Your rat lived to an amazingly old age, and was clearly well loved. Thank you for caring about him and making him happy.


----------



## morsel (Feb 10, 2017)

Thanks everyone for the kind words, it was very rough to watch him go for me as I pet his little head and said goodbye. We were extremely close because of how much care he required the last few weeks, it seemed like we were together all the time. We buried him last night next to his two younger brothers in our back yard and had his other brother with us as well and loved on him intently last night. He is the same ripe old age as Temp, but doesn't show any signs of age, so it's now time for us to focus on him and give him all the love he deserves.

I too will miss the amazing times of seeing Templeton eat so much food for how disabled he was towards the end, it always blew our minds.

## Stored records
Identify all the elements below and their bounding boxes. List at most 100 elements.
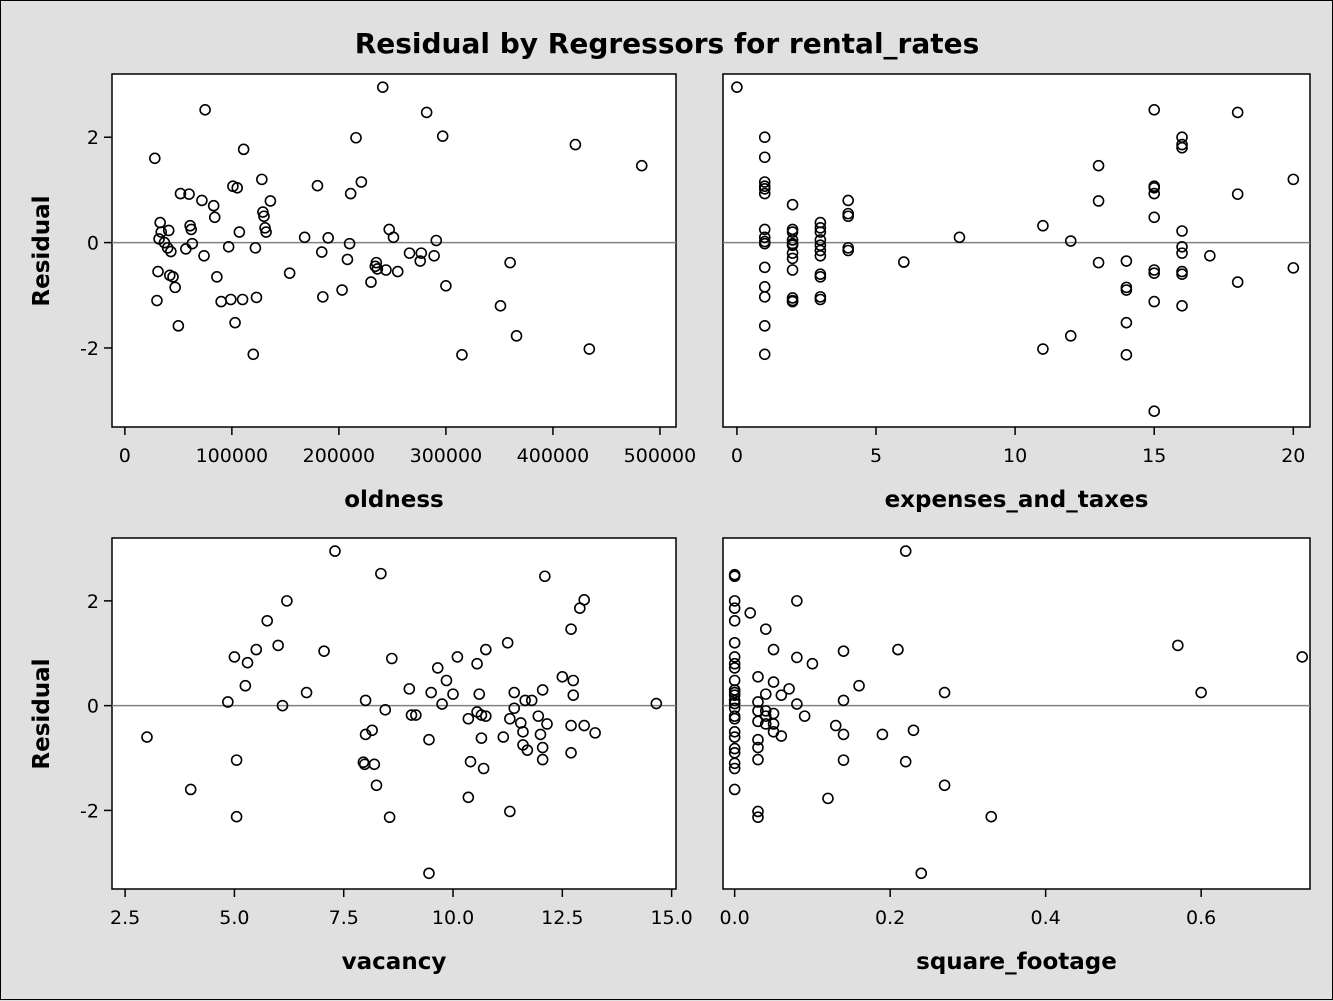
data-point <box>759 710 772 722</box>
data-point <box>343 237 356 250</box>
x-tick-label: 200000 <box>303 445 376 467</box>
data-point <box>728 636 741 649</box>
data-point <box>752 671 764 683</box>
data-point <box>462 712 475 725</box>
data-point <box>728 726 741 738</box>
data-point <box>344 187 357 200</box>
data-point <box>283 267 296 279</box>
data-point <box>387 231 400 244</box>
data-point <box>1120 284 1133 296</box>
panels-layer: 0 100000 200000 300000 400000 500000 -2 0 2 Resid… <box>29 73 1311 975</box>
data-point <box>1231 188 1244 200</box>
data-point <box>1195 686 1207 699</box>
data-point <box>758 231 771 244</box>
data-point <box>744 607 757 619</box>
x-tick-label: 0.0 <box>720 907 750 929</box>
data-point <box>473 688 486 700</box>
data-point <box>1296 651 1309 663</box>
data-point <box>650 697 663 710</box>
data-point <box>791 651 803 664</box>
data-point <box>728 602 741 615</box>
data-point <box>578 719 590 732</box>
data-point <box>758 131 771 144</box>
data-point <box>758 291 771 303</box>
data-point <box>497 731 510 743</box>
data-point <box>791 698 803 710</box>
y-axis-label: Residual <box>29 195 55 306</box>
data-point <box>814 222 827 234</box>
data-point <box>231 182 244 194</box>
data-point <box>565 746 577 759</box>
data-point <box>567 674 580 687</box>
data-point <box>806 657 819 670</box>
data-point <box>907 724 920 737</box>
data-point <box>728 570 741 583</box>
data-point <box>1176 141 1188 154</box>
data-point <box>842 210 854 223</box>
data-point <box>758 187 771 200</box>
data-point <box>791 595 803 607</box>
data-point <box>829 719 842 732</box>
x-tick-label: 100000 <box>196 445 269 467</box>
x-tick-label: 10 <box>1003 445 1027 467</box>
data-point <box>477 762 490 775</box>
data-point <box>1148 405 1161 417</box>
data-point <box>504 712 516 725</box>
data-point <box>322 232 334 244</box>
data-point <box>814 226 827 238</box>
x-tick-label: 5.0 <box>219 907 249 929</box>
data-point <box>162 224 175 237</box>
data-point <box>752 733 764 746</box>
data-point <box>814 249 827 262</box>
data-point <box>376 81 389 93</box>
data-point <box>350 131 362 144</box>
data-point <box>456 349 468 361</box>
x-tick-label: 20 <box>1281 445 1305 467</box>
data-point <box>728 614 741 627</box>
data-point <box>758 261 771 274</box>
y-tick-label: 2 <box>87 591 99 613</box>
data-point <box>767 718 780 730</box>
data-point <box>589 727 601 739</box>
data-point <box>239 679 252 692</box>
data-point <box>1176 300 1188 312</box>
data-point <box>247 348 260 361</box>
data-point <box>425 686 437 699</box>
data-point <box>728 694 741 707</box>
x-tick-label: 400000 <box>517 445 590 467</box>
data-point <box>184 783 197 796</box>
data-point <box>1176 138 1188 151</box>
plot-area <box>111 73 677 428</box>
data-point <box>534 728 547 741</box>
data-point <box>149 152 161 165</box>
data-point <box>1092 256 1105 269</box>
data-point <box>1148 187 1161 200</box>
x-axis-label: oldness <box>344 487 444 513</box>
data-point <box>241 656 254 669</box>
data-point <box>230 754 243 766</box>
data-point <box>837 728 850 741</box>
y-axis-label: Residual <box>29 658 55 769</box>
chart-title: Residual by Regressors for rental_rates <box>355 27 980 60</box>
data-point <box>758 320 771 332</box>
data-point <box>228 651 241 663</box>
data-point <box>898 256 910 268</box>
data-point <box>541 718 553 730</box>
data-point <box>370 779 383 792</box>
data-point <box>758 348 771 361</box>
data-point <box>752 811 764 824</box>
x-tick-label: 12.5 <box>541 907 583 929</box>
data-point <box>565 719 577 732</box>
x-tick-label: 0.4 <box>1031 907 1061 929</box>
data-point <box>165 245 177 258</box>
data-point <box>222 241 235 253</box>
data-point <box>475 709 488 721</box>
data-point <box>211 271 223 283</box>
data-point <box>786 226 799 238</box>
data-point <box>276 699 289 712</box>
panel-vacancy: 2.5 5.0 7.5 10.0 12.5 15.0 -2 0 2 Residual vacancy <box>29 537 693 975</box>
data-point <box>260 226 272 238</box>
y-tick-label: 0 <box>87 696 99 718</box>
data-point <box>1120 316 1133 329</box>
...
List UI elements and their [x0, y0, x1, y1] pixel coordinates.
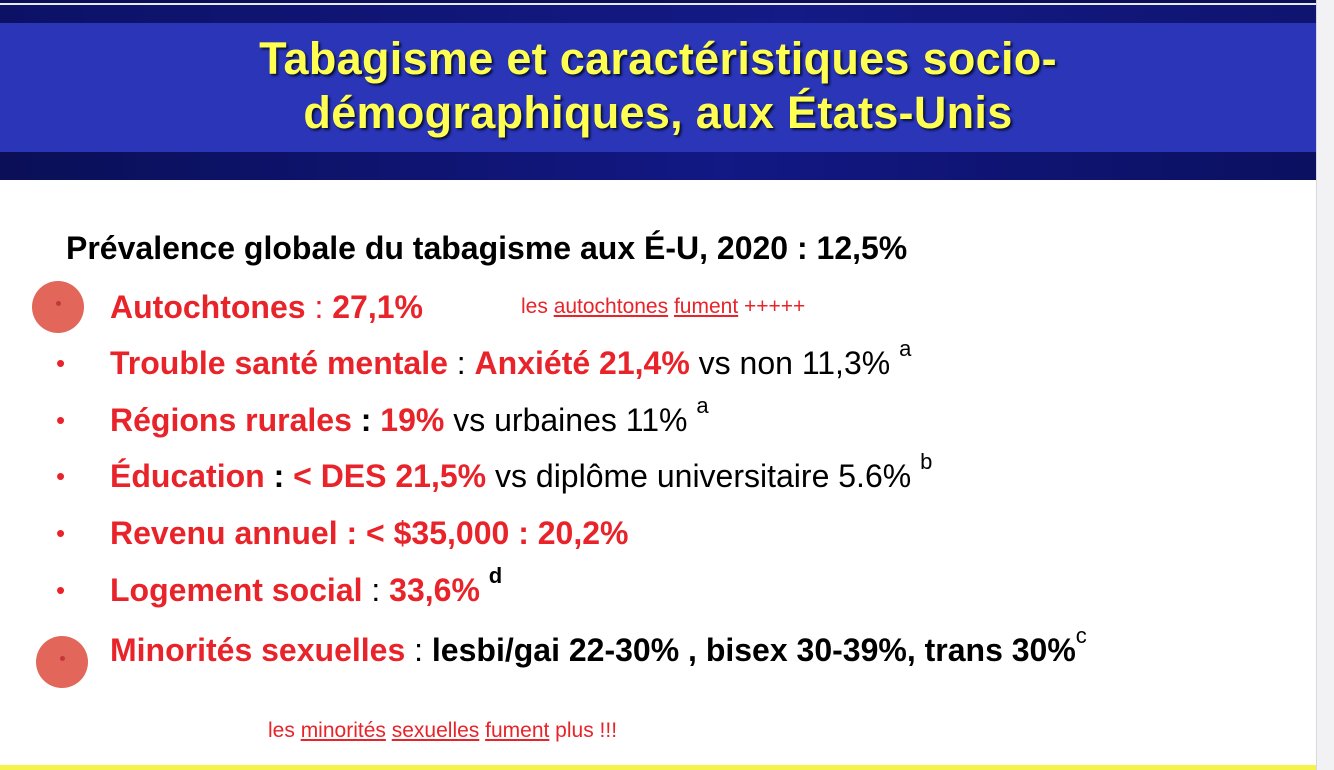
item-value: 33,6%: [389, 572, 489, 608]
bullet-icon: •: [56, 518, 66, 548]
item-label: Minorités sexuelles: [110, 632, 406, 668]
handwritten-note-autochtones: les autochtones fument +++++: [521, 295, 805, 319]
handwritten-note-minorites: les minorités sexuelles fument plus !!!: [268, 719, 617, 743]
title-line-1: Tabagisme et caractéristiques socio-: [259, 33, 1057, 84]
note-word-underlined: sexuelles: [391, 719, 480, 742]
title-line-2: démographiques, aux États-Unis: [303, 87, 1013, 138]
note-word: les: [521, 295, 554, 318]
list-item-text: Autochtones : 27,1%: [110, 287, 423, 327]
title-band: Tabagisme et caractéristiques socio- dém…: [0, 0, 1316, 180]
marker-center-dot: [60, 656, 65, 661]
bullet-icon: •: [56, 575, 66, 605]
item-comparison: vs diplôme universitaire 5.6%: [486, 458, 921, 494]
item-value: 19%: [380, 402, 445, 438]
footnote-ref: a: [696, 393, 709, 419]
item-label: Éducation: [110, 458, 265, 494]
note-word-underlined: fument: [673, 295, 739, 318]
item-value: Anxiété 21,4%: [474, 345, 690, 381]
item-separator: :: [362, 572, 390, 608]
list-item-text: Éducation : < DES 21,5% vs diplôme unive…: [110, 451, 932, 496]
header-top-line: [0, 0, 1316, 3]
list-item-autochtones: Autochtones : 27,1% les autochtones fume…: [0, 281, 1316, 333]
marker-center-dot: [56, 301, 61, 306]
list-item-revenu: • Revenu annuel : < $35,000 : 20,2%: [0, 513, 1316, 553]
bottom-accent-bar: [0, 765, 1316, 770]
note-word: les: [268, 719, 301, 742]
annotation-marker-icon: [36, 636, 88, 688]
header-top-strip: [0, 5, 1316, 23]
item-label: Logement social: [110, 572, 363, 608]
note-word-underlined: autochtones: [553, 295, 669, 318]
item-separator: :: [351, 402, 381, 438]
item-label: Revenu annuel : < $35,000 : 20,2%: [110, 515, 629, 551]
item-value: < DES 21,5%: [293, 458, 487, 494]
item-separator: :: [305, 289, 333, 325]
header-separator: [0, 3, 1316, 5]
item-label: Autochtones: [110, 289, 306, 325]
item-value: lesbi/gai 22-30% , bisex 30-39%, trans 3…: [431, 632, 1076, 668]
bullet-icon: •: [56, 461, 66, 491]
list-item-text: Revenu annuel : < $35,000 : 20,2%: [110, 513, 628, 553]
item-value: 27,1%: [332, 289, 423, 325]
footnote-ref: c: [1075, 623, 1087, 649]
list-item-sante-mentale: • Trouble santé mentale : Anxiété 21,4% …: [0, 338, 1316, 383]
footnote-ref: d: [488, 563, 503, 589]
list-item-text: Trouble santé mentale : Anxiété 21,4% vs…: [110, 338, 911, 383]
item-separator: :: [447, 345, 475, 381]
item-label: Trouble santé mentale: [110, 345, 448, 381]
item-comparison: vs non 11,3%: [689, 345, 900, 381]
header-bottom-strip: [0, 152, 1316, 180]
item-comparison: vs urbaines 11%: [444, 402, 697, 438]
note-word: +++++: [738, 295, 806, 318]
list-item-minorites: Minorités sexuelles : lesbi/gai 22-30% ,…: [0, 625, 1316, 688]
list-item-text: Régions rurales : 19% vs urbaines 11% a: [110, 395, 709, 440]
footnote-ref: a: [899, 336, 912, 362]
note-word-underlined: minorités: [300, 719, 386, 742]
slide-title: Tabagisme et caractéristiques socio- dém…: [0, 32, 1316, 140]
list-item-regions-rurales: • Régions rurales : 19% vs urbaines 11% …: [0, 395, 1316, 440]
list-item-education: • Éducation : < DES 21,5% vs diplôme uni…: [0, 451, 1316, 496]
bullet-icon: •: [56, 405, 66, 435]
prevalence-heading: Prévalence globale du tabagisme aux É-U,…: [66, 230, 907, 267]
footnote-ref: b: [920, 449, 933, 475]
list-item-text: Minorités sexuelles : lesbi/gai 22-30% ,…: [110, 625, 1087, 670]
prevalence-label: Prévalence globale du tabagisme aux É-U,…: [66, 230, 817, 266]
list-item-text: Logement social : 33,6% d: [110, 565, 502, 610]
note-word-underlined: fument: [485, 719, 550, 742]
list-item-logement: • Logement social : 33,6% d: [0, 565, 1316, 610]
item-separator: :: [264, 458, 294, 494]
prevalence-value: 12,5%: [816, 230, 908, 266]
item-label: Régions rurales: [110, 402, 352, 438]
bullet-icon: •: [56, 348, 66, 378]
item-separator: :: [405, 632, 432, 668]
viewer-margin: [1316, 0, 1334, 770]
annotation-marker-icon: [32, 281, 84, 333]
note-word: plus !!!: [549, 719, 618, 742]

## Written instruction 1
According to the forum thread about the pet rat Templeton, where was he buried?
## Written instruction 2
Proceed with the forum thread about the pet rat Templeton, continuing from its last sentence.
The records are separate material and are unrelated to the forum thread about the pet rat Templeton.

## Reply 1
He was buried in the back yard, next to his two younger brothers.

## Reply 2
And yes Topple, these rescue lab rats are just as precious if not more then breeder rats, I'm definitely not pushing any agenda here, just saying there are a lot of places that rescue these rats and need new homes with loving people for the second chapter of their lives. I will always adopt lab rat rescues because they deserve love after what they've been through and are just as sweet. They are a little more work up front because of how sacred they are of humans, but you'd be surprised how they can turn around and have a health loving life with their owners.

Anyway, as I said, now you're all going to have to start hearing about my last old ancient boy Gus (Augustus), he's the same age as Templeton, a freak of nature 

Thanks again,

Jason


----------



## Snazzycazzy (Nov 20, 2016)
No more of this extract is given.